Prompt - Print all the entries verbatim.

Exercise input -
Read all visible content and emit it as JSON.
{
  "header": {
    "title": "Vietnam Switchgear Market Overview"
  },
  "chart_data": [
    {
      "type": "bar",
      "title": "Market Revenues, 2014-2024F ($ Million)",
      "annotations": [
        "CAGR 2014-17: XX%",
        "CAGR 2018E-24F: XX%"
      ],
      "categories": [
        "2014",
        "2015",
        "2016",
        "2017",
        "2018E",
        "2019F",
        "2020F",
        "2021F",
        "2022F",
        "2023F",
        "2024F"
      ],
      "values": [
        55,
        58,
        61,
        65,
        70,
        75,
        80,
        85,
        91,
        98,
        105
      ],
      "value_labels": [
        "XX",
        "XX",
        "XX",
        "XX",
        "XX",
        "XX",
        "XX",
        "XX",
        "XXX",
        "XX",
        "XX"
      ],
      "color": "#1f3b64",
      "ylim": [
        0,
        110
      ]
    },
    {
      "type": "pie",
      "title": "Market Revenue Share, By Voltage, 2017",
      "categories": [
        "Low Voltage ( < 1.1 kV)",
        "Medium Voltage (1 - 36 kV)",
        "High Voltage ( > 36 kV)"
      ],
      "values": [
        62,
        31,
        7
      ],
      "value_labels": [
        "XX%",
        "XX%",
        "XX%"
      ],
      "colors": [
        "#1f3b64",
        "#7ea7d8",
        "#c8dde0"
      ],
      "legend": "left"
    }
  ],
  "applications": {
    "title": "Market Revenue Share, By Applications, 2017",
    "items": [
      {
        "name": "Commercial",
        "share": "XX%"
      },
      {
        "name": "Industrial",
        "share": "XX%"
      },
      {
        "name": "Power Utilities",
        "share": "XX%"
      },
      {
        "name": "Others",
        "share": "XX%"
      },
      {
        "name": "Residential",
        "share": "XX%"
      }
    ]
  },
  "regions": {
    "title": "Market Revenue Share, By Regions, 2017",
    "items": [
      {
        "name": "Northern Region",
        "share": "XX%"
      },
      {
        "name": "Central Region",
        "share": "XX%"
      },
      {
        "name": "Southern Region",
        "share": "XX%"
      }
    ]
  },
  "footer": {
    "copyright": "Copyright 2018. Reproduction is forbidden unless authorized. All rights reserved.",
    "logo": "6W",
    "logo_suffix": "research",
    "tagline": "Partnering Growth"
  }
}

Exercise output -
Read all visible content and emit it as JSON.
{
  "header": {
    "title": "Vietnam Switchgear Market Overview"
  },
  "chart_data": [
    {
      "type": "bar",
      "title": "Market Revenues, 2014-2024F ($ Million)",
      "annotations": [
        "CAGR 2014-17: XX%",
        "CAGR 2018E-24F: XX%"
      ],
      "categories": [
        "2014",
        "2015",
        "2016",
        "2017",
        "2018E",
        "2019F",
        "2020F",
        "2021F",
        "2022F",
        "2023F",
        "2024F"
      ],
      "values": [
        55,
        58,
        61,
        65,
        70,
        75,
        80,
        85,
        91,
        98,
        105
      ],
      "value_labels": [
        "XX",
        "XX",
        "XX",
        "XX",
        "XX",
        "XX",
        "XX",
        "XX",
        "XXX",
        "XX",
        "XX"
      ],
      "color": "#1f3b64",
      "ylim": [
        0,
        110
      ]
    },
    {
      "type": "pie",
      "title": "Market Revenue Share, By Voltage, 2017",
      "categories": [
        "Low Voltage ( < 1.1 kV)",
        "Medium Voltage (1 - 36 kV)",
        "High Voltage ( > 36 kV)"
      ],
      "values": [
        62,
        31,
        7
      ],
      "value_labels": [
        "XX%",
        "XX%",
        "XX%"
      ],
      "colors": [
        "#1f3b64",
        "#7ea7d8",
        "#c8dde0"
      ],
      "legend": "left"
    }
  ],
  "applications": {
    "title": "Market Revenue Share, By Applications, 2017",
    "items": [
      {
        "name": "Commercial",
        "share": "XX%"
      },
      {
        "name": "Industrial",
        "share": "XX%"
      },
      {
        "name": "Power Utilities",
        "share": "XX%"
      },
      {
        "name": "Others",
        "share": "XX%"
      },
      {
        "name": "Residential",
        "share": "XX%"
      }
    ]
  },
  "regions": {
    "title": "Market Revenue Share, By Regions, 2017",
    "items": [
      {
        "name": "Northern Region",
        "share": "XX%"
      },
      {
        "name": "Central Region",
        "share": "XX%"
      },
      {
        "name": "Southern Region",
        "share": "XX%"
      }
    ]
  },
  "footer": {
    "copyright": "Copyright 2018. Reproduction is forbidden unless authorized. All rights reserved.",
    "logo": "6W",
    "logo_suffix": "research",
    "tagline": "Partnering Growth"
  }
}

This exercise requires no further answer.